**WORK INSTRUCTIONS:**
Where a line below includes the word "based", copy that line.

Dataset items
>>>>>
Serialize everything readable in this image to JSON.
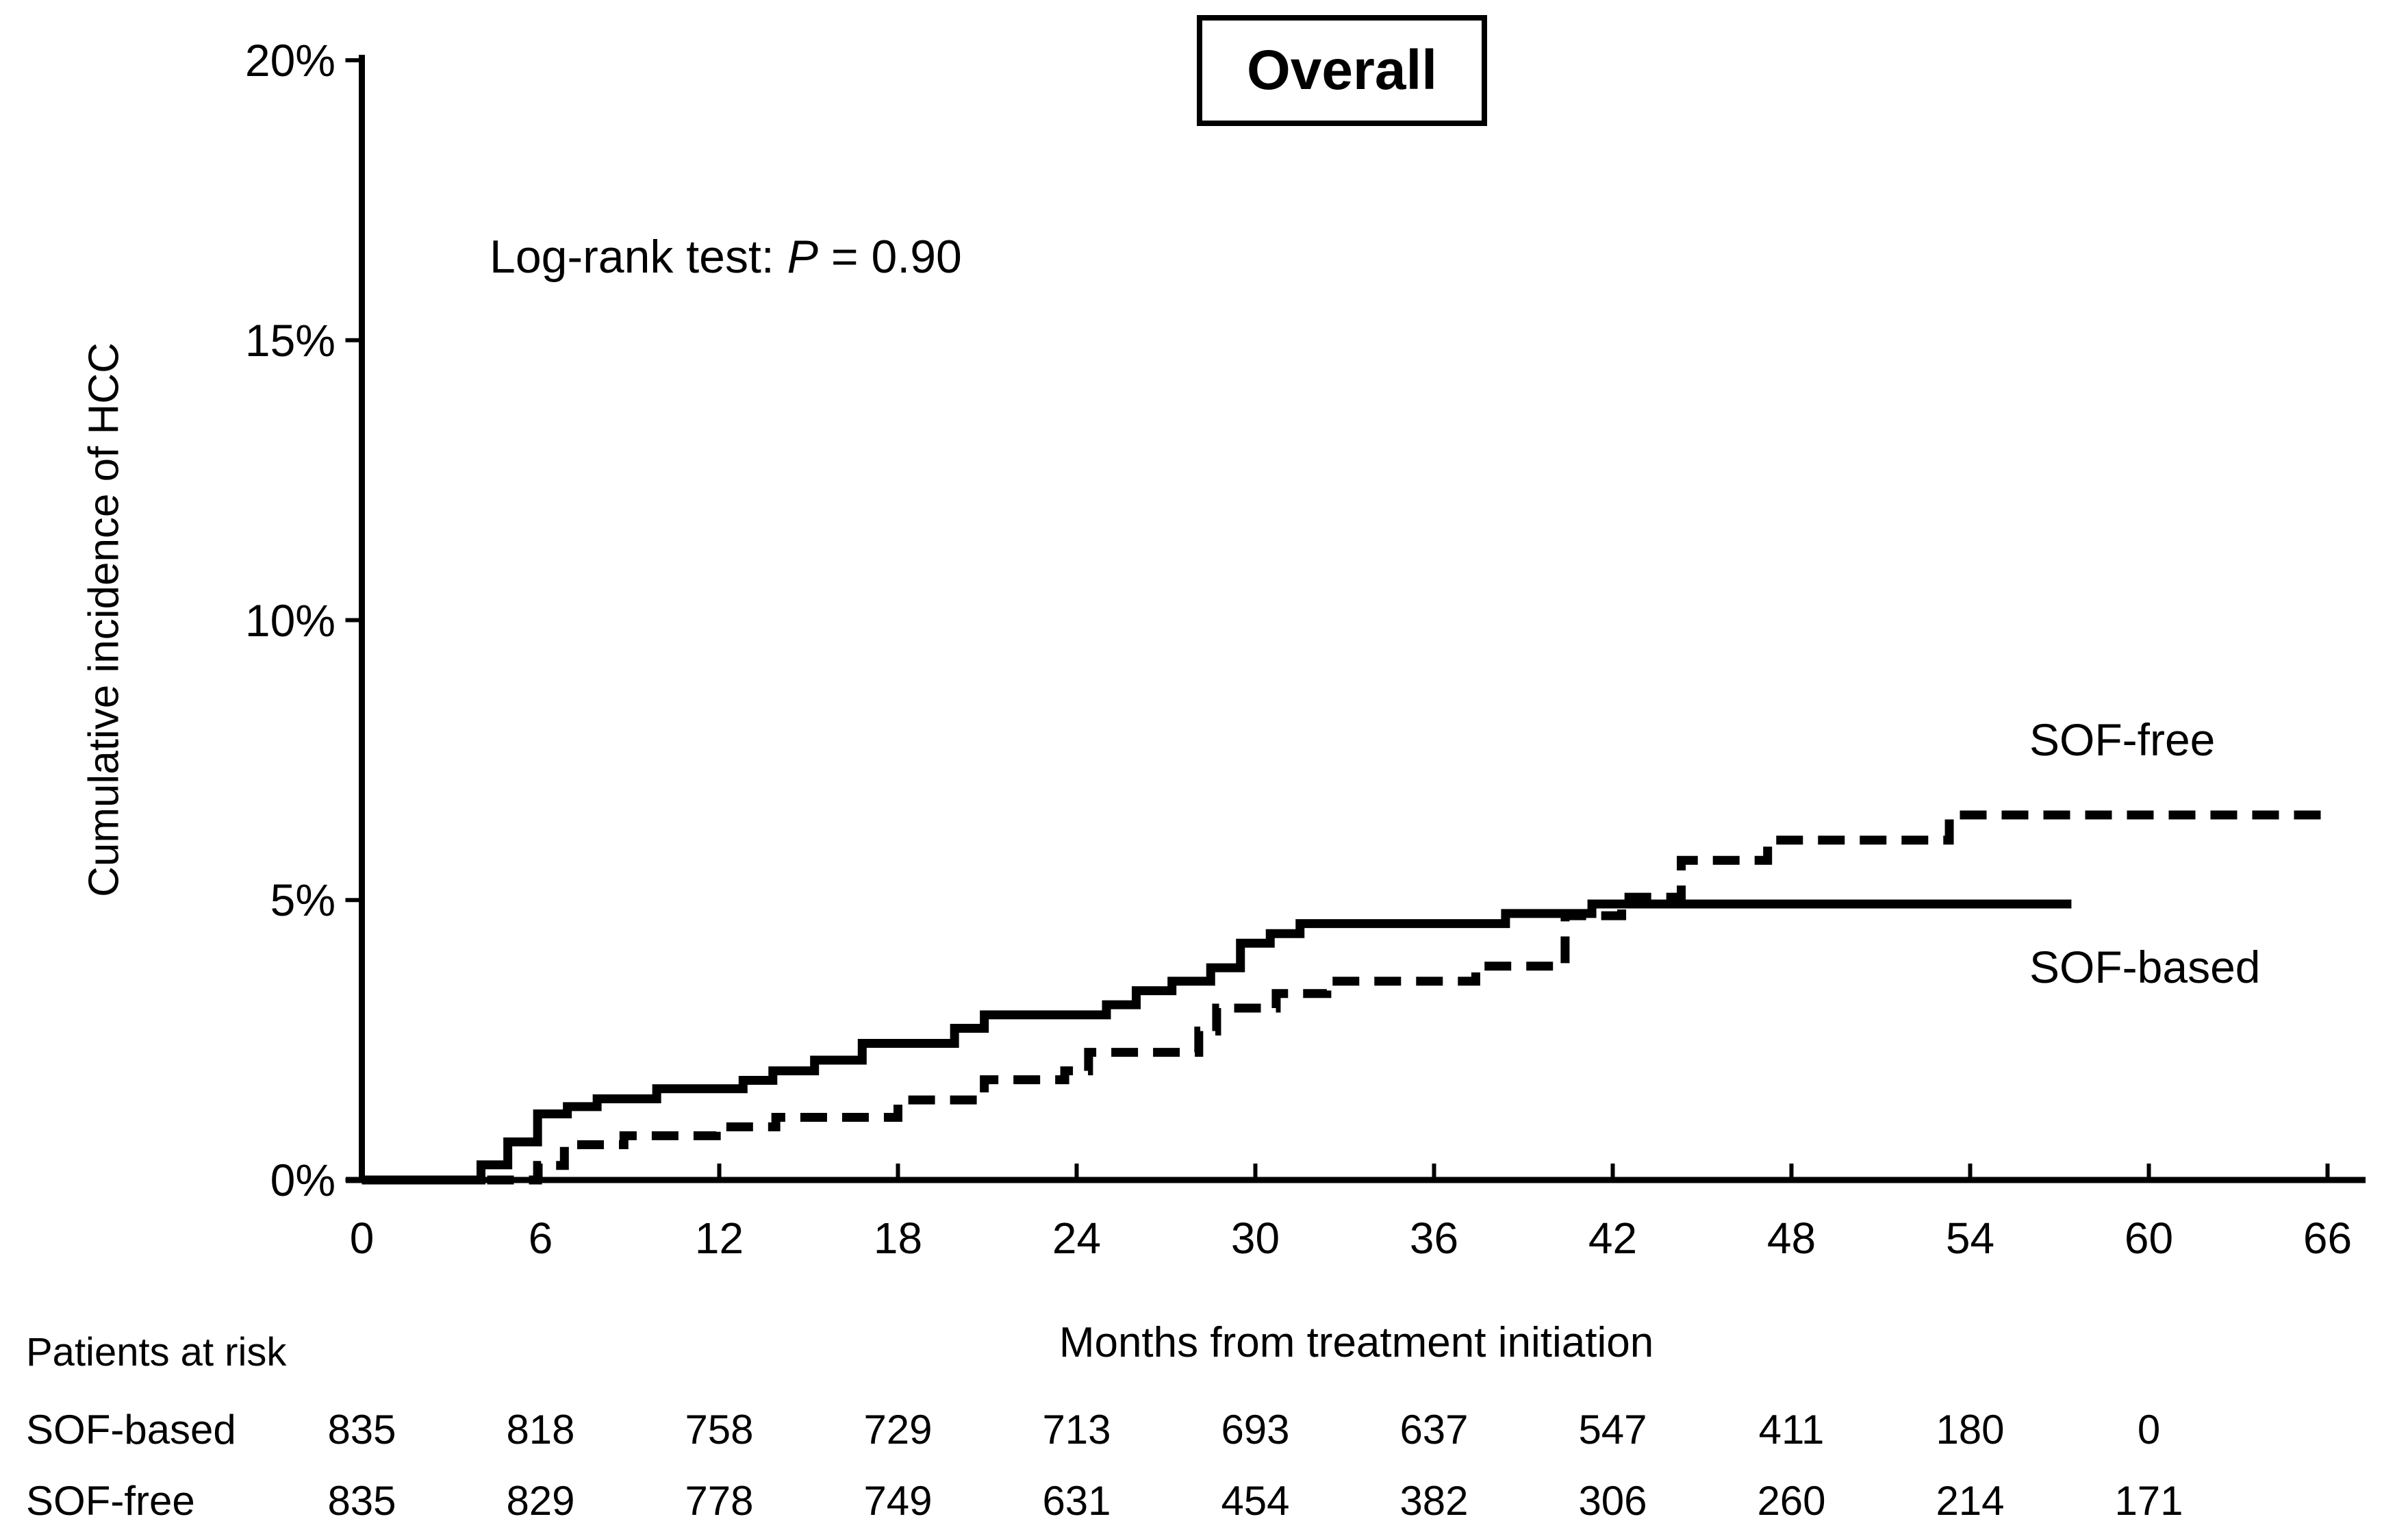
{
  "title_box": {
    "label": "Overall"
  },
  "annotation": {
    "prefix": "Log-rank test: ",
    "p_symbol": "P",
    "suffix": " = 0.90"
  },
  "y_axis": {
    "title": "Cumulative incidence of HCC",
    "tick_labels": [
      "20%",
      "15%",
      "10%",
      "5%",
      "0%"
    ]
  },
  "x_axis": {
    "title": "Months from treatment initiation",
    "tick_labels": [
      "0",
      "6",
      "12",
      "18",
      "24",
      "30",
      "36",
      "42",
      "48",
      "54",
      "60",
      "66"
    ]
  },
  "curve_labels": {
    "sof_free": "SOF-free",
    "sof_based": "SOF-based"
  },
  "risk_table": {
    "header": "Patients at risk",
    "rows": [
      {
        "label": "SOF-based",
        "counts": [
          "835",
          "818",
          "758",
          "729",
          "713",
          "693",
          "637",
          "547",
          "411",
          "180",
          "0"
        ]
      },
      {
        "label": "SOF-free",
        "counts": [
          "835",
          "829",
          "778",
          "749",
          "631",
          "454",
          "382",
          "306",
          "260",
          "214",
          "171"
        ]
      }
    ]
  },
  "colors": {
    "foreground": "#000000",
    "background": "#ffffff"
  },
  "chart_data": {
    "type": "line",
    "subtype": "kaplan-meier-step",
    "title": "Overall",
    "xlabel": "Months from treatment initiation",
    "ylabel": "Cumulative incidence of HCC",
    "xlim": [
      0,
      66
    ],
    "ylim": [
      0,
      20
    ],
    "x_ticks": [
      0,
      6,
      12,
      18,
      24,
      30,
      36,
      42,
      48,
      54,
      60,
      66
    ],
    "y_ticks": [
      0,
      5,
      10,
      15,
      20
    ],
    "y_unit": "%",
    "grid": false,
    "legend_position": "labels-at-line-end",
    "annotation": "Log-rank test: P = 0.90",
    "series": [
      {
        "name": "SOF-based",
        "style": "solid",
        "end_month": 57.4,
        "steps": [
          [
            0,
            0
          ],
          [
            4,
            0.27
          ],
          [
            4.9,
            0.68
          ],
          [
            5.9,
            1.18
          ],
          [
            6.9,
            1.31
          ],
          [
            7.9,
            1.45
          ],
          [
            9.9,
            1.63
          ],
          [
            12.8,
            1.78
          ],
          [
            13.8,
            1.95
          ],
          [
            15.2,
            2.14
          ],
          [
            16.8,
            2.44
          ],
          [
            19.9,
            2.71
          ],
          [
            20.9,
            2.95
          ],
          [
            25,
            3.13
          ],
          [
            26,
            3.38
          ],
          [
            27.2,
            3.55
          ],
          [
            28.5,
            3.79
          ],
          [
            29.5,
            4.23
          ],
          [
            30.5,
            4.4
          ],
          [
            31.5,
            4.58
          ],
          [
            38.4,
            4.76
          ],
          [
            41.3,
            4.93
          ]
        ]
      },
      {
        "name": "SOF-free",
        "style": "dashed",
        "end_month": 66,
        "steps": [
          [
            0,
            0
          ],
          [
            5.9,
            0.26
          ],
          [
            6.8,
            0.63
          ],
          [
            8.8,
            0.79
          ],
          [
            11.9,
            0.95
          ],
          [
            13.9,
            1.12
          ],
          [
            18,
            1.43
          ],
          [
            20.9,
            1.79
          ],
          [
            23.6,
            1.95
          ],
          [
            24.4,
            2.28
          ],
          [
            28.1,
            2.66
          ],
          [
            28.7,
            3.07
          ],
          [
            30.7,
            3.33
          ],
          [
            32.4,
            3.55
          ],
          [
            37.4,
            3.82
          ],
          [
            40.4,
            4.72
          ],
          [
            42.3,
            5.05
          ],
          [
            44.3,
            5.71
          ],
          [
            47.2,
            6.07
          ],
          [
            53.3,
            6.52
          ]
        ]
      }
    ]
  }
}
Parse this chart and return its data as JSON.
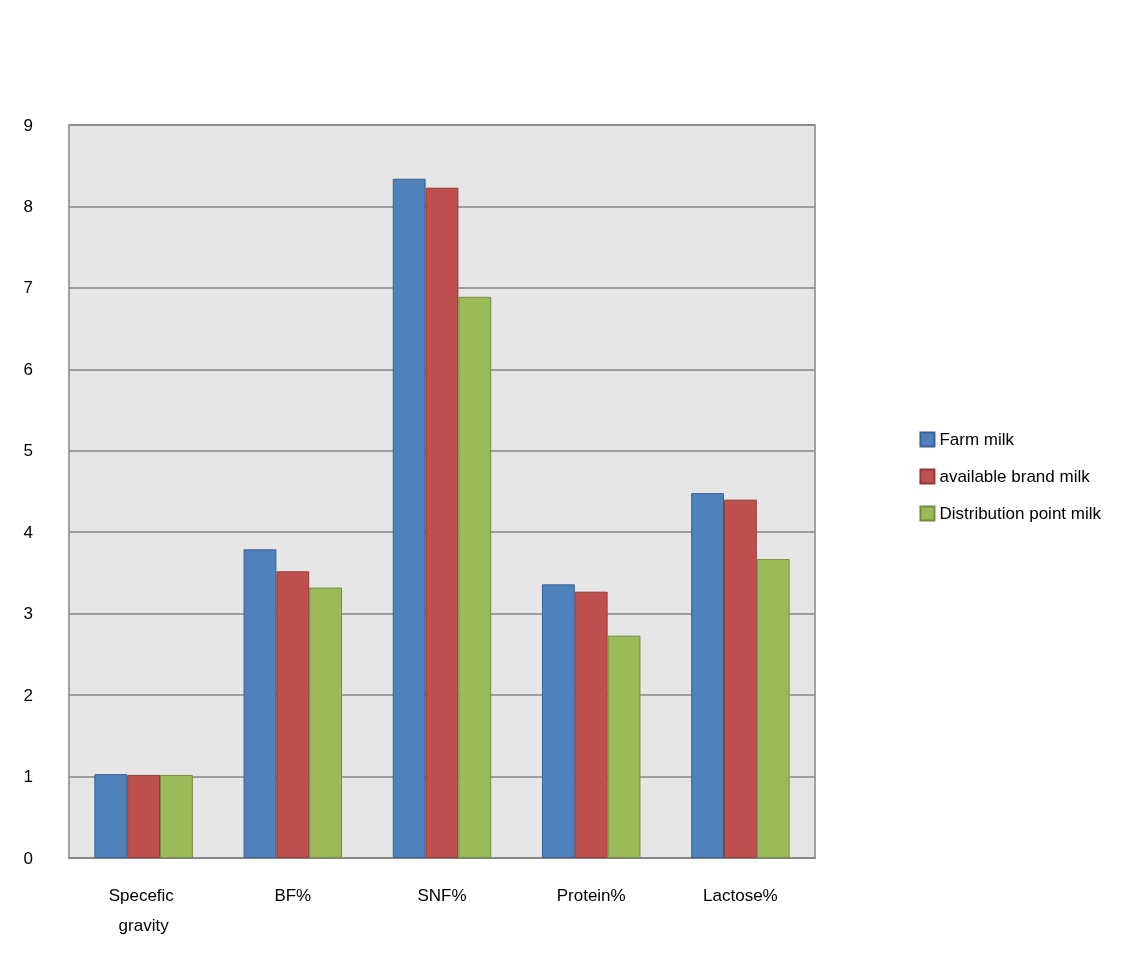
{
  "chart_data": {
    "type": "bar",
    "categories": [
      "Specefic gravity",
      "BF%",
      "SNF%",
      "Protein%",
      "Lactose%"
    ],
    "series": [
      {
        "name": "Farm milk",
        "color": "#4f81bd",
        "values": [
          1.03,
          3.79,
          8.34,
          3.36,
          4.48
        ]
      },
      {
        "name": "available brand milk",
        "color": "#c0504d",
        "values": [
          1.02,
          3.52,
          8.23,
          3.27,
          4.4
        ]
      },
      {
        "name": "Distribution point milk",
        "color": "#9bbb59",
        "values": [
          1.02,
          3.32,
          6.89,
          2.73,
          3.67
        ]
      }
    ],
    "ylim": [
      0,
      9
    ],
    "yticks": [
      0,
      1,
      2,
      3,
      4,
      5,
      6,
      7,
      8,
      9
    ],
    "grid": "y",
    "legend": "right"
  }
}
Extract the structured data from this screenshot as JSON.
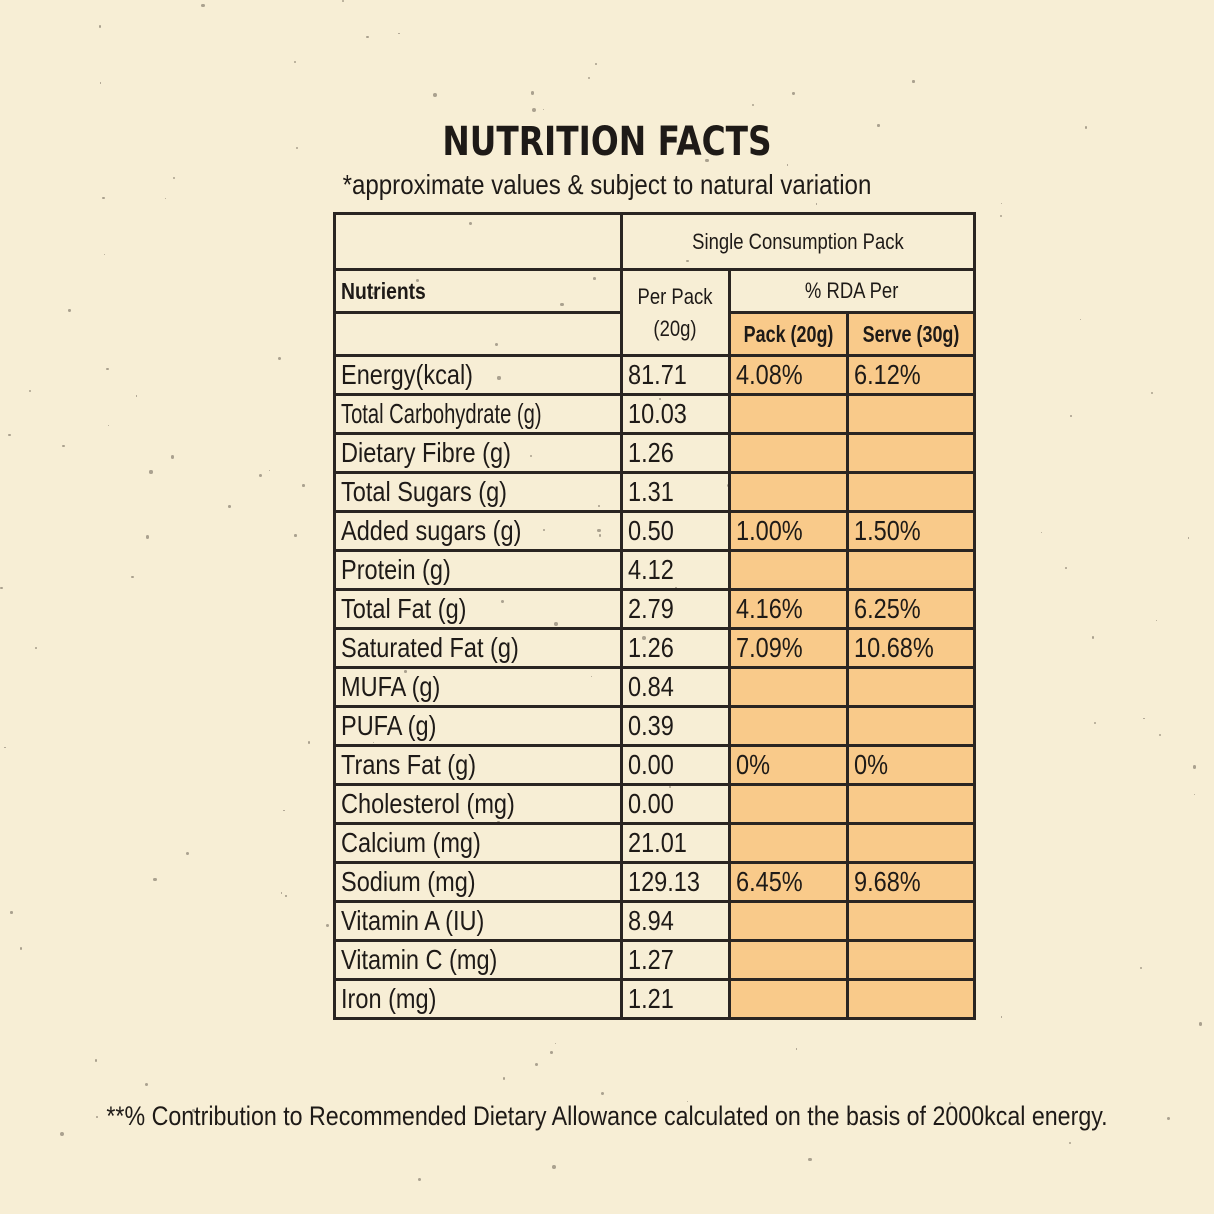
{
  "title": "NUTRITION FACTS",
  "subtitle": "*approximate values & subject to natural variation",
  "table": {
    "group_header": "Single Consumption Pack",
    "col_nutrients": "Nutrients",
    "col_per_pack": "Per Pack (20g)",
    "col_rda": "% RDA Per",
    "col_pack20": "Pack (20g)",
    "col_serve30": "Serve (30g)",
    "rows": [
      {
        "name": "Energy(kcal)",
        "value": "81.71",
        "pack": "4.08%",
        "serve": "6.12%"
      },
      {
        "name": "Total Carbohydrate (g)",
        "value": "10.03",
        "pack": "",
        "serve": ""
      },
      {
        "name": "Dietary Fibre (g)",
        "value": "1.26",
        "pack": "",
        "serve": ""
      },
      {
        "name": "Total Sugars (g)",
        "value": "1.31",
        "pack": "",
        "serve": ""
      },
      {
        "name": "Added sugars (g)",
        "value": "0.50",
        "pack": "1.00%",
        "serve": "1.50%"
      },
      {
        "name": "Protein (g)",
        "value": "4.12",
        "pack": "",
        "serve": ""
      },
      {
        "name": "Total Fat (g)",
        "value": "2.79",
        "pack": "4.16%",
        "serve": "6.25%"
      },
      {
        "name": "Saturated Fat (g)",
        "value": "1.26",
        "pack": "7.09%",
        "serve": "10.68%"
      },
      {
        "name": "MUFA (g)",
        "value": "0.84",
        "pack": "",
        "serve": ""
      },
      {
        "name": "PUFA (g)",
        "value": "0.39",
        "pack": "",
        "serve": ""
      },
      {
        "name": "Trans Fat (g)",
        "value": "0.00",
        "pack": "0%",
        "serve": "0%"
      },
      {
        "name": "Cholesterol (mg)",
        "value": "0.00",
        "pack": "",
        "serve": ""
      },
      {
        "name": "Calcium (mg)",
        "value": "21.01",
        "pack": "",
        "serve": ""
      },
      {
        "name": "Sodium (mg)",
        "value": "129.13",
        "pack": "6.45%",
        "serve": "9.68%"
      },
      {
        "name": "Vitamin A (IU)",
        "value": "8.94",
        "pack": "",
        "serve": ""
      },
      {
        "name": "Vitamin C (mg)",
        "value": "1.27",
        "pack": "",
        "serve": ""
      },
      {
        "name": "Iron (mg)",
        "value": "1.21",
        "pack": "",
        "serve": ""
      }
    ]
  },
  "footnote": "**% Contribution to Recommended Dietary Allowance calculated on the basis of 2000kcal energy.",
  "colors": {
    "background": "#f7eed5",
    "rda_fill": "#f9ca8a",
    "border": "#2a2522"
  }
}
<<<<<
**YOUR SOLUTION:**
    "sof_based": "SOF-based"
        "label": "SOF-based",
        "name": "SOF-based",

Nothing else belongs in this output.